PROBLEM STATEMENT: The response should be exactly the number of lines in the material below that contain the word "Find".

===============

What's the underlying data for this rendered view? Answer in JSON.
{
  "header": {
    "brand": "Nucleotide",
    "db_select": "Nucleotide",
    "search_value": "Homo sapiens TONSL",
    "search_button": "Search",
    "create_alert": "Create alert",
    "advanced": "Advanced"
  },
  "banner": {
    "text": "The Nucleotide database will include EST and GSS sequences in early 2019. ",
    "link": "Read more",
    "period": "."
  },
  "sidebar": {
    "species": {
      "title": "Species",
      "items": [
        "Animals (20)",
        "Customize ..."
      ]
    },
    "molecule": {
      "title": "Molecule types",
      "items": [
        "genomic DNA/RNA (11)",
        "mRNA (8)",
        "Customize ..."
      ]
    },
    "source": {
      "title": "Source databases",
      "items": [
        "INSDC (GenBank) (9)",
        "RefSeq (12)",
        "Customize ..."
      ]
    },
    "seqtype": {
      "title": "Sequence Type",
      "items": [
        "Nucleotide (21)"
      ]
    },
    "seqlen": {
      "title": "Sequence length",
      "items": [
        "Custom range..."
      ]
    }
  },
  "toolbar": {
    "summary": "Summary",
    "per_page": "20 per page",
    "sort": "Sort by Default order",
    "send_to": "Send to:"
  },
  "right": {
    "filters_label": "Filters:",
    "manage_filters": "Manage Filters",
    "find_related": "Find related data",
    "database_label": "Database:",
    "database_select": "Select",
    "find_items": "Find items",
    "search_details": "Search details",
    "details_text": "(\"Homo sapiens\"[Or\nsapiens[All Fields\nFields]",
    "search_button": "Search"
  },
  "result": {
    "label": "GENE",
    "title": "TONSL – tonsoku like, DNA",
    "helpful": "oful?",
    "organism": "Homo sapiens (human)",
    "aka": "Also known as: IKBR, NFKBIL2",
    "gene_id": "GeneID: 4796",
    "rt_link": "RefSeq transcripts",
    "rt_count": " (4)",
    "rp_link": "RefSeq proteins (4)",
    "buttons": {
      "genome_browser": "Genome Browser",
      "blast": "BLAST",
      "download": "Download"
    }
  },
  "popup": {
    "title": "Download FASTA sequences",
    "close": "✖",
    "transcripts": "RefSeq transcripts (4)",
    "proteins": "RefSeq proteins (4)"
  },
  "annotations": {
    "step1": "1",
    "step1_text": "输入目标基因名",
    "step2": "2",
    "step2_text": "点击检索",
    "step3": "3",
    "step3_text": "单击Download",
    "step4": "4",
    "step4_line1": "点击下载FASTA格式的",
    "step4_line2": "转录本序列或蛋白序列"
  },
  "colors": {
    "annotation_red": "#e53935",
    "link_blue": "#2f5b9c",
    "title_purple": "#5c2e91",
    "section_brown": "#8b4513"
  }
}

===============

ANSWER TO THE PROBLEM: 2